[Dataset excerpts]
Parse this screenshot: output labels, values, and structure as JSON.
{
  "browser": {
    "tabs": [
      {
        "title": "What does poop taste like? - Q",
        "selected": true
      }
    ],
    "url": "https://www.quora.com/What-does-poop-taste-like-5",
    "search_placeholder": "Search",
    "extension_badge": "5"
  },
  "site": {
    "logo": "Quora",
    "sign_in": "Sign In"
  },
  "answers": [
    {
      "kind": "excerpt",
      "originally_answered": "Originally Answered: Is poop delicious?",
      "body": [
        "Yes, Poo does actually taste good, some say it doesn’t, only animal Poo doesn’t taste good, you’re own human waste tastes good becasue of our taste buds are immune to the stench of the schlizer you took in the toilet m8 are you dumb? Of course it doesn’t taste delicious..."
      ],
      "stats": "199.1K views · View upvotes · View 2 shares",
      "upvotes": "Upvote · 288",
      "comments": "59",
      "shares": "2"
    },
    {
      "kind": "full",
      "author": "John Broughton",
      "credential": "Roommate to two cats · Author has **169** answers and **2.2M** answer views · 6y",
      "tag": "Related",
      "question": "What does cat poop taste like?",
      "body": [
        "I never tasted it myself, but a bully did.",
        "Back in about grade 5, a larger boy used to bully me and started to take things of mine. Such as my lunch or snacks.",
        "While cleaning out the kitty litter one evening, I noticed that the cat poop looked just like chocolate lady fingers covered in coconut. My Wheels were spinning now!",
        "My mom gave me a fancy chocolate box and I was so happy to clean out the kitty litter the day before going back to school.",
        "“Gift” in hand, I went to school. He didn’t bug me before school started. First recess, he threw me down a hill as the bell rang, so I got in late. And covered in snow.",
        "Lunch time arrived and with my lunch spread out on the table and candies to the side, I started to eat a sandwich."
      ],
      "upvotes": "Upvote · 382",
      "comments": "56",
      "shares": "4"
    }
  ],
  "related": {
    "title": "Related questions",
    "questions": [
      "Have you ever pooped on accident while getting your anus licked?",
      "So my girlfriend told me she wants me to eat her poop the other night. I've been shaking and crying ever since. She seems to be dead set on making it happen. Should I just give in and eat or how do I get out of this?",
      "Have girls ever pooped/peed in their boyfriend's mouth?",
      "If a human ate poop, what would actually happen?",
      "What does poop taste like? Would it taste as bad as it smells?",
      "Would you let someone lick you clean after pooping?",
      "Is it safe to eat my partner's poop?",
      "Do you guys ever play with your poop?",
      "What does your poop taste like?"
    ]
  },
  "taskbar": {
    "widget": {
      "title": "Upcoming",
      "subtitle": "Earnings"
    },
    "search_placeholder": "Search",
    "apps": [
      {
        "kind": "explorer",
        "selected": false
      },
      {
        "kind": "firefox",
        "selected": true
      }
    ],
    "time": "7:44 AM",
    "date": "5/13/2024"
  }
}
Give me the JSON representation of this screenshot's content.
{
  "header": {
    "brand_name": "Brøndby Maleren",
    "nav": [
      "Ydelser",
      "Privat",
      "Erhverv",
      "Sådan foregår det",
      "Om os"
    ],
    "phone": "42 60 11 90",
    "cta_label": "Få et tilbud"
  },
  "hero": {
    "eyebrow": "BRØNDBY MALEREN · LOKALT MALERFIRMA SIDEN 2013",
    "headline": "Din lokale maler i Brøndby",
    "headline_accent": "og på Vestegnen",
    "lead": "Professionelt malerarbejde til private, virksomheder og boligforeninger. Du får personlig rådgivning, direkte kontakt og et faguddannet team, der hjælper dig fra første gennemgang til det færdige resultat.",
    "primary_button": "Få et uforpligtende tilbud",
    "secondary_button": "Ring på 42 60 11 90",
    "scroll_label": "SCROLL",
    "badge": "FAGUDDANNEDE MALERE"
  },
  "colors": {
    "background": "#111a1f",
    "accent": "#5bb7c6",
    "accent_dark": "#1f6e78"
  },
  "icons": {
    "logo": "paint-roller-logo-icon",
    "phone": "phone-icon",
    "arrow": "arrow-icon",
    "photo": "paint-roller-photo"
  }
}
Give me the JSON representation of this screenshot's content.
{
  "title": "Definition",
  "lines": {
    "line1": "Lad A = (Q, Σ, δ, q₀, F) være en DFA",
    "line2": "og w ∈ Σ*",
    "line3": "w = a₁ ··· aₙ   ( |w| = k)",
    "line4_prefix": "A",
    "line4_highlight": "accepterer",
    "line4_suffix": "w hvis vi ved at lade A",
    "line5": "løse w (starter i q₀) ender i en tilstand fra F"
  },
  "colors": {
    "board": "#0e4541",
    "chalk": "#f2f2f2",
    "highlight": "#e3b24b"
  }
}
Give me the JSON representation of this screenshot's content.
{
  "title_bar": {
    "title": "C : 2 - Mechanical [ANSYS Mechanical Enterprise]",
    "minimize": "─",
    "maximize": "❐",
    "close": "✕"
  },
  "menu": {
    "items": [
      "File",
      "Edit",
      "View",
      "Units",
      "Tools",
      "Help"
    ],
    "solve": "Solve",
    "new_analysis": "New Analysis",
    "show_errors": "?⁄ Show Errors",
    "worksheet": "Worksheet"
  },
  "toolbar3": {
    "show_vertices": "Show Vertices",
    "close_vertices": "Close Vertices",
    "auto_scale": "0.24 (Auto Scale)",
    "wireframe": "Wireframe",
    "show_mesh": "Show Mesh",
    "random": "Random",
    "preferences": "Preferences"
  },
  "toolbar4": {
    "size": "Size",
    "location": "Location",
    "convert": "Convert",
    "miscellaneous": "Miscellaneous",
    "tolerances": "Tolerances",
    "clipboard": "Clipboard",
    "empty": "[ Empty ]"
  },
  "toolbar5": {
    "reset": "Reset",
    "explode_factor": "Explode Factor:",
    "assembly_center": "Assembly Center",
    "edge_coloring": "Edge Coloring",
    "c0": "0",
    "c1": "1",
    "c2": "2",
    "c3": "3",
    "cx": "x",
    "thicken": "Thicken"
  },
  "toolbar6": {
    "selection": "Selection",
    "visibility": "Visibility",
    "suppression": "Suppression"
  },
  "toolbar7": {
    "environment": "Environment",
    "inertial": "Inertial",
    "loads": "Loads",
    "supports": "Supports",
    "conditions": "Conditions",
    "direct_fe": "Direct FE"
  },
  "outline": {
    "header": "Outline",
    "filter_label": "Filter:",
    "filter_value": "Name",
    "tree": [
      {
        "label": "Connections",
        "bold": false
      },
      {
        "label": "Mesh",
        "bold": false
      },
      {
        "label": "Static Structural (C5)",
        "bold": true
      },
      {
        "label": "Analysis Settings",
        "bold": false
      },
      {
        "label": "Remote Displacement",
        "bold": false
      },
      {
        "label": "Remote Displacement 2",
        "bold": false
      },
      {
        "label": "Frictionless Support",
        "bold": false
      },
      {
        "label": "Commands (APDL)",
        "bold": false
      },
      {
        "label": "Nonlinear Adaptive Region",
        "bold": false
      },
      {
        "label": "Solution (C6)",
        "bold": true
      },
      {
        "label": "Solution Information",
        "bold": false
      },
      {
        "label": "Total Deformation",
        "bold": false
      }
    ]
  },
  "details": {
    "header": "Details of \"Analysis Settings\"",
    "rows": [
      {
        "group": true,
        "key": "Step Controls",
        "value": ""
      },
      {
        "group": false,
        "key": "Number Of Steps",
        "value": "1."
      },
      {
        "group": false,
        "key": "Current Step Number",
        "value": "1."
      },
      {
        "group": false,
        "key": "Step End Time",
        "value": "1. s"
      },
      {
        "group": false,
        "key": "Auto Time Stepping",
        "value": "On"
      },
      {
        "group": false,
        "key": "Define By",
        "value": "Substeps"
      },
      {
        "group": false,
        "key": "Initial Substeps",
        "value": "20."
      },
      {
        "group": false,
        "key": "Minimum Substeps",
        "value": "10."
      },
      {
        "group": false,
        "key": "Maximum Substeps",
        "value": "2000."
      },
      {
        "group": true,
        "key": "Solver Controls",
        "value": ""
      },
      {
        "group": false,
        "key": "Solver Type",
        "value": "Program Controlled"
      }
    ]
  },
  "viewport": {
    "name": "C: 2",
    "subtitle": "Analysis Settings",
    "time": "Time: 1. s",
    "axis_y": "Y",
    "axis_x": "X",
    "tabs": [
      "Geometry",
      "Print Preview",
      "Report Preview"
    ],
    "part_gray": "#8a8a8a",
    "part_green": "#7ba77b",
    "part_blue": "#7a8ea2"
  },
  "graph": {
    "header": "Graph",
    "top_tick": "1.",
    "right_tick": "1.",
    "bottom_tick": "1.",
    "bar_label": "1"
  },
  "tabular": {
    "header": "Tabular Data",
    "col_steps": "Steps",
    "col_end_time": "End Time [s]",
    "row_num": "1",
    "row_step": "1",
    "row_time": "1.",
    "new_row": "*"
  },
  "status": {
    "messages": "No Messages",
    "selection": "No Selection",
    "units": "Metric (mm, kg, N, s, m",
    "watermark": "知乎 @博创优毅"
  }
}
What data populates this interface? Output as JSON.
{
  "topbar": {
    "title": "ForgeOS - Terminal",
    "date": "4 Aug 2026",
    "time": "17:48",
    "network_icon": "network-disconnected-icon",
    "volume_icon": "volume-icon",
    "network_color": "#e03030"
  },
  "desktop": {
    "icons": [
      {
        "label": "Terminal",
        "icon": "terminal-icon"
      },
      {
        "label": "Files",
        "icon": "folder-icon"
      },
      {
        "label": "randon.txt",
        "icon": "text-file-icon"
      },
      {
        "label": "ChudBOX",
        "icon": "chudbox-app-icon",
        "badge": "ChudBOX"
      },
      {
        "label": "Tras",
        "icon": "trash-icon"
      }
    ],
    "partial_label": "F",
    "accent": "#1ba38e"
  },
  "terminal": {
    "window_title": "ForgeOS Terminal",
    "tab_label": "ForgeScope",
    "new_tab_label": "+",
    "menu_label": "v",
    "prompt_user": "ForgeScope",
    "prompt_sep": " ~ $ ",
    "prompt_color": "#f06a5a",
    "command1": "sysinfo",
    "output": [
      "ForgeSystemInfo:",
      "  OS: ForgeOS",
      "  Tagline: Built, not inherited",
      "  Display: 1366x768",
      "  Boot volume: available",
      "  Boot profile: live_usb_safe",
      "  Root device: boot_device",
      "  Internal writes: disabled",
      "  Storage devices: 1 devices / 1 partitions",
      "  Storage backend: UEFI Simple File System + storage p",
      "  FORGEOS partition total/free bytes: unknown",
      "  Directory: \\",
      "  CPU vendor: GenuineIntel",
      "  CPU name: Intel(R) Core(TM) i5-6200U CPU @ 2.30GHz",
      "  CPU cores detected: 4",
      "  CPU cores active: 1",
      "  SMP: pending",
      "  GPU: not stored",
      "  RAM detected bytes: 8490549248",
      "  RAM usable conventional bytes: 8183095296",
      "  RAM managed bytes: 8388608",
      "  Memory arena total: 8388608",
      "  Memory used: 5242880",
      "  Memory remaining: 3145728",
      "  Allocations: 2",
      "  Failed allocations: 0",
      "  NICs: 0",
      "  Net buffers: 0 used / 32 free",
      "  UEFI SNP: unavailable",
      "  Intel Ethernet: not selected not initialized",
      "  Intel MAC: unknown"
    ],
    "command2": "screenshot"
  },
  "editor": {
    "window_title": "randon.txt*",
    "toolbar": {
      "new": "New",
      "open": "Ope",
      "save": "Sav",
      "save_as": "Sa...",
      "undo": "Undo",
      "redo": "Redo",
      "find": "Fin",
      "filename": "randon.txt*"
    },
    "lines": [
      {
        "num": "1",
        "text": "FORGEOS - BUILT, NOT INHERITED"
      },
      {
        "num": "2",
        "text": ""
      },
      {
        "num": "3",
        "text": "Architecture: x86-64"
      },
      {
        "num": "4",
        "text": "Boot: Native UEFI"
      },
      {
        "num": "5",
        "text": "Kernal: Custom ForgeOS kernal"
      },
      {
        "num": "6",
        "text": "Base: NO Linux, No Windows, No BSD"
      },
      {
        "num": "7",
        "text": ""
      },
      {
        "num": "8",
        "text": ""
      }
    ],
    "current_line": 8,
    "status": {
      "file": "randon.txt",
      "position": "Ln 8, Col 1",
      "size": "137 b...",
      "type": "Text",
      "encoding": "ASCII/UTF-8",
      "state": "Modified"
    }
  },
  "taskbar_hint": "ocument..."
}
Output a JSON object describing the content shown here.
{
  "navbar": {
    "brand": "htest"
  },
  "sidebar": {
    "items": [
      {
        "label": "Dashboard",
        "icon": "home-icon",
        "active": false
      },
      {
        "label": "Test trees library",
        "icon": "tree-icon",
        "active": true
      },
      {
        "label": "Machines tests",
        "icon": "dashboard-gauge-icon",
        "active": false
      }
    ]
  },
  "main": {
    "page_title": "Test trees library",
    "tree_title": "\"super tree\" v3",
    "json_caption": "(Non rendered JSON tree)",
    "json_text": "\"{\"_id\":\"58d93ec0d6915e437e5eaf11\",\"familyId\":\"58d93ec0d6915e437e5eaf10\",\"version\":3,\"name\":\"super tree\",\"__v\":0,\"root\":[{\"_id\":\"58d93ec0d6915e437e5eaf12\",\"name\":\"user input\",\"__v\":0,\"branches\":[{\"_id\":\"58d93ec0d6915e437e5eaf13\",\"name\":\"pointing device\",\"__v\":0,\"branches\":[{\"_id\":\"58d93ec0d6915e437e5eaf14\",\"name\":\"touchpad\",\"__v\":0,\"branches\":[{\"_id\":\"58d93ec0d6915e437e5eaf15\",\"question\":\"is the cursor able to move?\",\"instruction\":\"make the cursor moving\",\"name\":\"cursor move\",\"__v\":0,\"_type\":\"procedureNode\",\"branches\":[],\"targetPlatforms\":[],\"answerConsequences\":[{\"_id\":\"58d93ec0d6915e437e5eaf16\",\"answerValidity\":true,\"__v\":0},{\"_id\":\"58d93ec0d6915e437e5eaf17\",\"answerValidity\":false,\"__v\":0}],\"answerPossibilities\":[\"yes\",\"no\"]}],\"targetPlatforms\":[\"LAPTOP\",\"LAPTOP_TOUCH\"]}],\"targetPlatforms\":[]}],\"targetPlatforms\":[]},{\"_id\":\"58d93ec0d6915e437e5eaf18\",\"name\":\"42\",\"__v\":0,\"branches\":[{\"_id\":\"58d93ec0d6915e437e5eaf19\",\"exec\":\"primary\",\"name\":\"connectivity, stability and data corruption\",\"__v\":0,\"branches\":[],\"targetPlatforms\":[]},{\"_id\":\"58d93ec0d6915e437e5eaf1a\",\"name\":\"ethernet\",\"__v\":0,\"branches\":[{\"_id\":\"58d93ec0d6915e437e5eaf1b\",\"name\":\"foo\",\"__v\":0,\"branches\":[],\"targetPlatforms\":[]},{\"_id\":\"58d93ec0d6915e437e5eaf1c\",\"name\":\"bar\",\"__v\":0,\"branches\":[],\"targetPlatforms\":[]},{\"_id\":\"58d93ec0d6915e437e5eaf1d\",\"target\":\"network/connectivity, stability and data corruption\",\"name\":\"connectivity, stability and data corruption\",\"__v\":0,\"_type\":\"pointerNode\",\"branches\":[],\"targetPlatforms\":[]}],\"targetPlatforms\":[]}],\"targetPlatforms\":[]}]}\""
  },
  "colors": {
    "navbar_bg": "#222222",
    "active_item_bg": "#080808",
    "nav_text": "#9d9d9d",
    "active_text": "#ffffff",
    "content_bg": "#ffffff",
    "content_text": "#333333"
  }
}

- _Problem to work on_
Search the material above for "shares". Pull out each line where it shows up.

- _Expected output_
      "stats": "199.1K views · View upvotes · View 2 shares",
      "shares": "2"
      "shares": "4"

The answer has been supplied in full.